Coordinate annotation data:
-.-.-

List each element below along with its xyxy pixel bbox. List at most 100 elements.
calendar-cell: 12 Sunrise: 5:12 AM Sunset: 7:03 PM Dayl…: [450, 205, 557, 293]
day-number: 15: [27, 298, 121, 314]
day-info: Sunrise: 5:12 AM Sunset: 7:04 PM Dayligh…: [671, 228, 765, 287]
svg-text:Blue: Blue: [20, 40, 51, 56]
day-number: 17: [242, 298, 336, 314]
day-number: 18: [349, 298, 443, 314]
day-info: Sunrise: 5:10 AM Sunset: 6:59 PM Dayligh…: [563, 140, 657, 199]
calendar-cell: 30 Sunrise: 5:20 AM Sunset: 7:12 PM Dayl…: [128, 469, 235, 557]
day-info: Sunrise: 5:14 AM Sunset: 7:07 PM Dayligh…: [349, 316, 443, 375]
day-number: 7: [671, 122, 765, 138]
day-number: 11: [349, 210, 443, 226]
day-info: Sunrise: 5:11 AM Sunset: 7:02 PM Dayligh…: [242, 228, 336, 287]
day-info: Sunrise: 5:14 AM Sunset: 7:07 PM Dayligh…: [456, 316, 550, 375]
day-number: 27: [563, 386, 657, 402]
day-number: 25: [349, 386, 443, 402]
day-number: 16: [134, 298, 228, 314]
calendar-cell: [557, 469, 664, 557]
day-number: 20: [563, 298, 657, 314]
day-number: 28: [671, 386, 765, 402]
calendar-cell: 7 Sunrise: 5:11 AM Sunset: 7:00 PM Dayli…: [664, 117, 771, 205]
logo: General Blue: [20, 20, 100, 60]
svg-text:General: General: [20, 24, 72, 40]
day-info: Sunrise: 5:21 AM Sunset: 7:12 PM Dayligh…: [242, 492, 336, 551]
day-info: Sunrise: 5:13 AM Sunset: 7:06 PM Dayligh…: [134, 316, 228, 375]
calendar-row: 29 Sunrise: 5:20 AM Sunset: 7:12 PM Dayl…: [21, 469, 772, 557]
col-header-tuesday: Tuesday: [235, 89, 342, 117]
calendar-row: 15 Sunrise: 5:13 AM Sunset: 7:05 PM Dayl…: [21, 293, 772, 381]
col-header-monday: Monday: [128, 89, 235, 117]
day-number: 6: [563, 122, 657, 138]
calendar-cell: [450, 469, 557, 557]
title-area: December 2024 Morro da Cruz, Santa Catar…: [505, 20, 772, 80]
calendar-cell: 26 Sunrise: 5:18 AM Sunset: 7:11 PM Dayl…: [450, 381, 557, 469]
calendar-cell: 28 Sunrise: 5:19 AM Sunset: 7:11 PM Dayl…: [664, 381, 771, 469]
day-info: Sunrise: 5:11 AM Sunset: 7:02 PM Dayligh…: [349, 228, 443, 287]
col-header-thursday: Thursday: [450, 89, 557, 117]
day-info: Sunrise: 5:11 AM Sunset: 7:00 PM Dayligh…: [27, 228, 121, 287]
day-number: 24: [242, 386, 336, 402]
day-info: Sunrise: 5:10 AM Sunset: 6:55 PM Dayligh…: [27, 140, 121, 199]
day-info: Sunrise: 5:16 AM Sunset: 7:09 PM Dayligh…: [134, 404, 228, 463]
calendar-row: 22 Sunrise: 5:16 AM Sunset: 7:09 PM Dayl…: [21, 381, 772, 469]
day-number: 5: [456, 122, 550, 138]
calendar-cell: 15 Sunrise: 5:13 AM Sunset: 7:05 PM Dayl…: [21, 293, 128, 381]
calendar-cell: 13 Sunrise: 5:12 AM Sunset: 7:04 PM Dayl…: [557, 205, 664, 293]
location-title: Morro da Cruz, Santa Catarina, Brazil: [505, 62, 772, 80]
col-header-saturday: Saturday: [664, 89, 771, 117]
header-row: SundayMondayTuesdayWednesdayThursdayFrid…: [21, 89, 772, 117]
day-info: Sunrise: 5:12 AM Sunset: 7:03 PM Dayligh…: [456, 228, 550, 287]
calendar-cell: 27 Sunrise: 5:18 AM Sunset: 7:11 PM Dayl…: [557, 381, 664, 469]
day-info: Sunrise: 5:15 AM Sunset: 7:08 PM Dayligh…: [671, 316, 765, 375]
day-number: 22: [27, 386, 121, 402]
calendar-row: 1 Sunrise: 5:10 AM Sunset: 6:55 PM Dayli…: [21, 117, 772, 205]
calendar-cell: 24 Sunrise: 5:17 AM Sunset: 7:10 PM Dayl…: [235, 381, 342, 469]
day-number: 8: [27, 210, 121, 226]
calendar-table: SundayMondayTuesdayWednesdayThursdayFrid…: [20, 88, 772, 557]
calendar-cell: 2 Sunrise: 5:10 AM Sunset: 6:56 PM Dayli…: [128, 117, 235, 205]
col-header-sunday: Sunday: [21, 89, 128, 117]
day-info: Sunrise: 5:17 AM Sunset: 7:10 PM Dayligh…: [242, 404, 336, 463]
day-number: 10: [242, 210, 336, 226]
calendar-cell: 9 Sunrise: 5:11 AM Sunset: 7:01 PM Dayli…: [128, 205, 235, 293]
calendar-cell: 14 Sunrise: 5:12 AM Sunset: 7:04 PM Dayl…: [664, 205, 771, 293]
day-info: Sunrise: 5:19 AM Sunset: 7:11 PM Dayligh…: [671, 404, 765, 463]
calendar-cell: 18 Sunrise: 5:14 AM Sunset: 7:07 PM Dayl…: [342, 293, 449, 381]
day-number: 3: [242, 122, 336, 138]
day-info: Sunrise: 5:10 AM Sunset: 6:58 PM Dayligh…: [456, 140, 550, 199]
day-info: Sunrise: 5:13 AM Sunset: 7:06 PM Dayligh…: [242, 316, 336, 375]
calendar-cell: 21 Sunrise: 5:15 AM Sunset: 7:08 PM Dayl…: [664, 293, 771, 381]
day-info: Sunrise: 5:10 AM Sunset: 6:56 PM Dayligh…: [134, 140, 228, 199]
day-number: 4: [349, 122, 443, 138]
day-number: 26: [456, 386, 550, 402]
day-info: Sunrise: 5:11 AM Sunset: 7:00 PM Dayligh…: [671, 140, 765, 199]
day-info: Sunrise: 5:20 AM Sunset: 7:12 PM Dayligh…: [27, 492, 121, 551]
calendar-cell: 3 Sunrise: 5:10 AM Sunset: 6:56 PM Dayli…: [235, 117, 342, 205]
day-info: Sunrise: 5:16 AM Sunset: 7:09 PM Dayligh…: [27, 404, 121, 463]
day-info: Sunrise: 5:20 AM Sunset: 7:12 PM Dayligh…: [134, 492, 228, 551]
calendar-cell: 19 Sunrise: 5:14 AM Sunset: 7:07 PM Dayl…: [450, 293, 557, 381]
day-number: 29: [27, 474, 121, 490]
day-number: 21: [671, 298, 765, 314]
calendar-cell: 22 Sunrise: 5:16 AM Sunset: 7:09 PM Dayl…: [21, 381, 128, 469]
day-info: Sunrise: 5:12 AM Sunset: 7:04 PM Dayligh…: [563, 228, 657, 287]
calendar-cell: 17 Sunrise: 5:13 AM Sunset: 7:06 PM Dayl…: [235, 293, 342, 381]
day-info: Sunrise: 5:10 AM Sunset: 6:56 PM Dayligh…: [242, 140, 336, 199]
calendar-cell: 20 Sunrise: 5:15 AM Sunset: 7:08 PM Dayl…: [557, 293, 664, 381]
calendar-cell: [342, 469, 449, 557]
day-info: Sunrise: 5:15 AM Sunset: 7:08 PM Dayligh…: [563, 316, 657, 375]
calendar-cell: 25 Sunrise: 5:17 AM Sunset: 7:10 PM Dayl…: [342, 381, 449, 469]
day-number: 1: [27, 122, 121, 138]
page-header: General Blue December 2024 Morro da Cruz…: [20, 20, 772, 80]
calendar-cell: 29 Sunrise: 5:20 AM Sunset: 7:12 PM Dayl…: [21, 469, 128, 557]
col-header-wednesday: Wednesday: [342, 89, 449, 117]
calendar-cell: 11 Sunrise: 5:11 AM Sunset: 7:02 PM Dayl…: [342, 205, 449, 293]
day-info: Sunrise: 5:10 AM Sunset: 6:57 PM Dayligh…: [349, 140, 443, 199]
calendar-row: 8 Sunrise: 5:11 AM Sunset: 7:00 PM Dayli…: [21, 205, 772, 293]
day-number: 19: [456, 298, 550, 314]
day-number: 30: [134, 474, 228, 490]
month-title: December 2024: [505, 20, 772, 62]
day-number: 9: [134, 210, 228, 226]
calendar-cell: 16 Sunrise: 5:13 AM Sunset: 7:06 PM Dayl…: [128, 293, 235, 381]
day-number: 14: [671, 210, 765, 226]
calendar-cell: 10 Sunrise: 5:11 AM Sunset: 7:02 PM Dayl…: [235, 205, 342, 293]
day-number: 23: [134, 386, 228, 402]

-.-.-

## Problem to work on:
Find every line in the data that contains the string "header", and copy each of those lines.

## Answer for this exercise:
col-header-tuesday: Tuesday: [235, 89, 342, 117]
col-header-monday: Monday: [128, 89, 235, 117]
col-header-thursday: Thursday: [450, 89, 557, 117]
col-header-saturday: Saturday: [664, 89, 771, 117]
header-row: SundayMondayTuesdayWednesdayThursdayFrid…: [21, 89, 772, 117]
col-header-sunday: Sunday: [21, 89, 128, 117]
page-header: General Blue December 2024 Morro da Cruz…: [20, 20, 772, 80]
col-header-wednesday: Wednesday: [342, 89, 449, 117]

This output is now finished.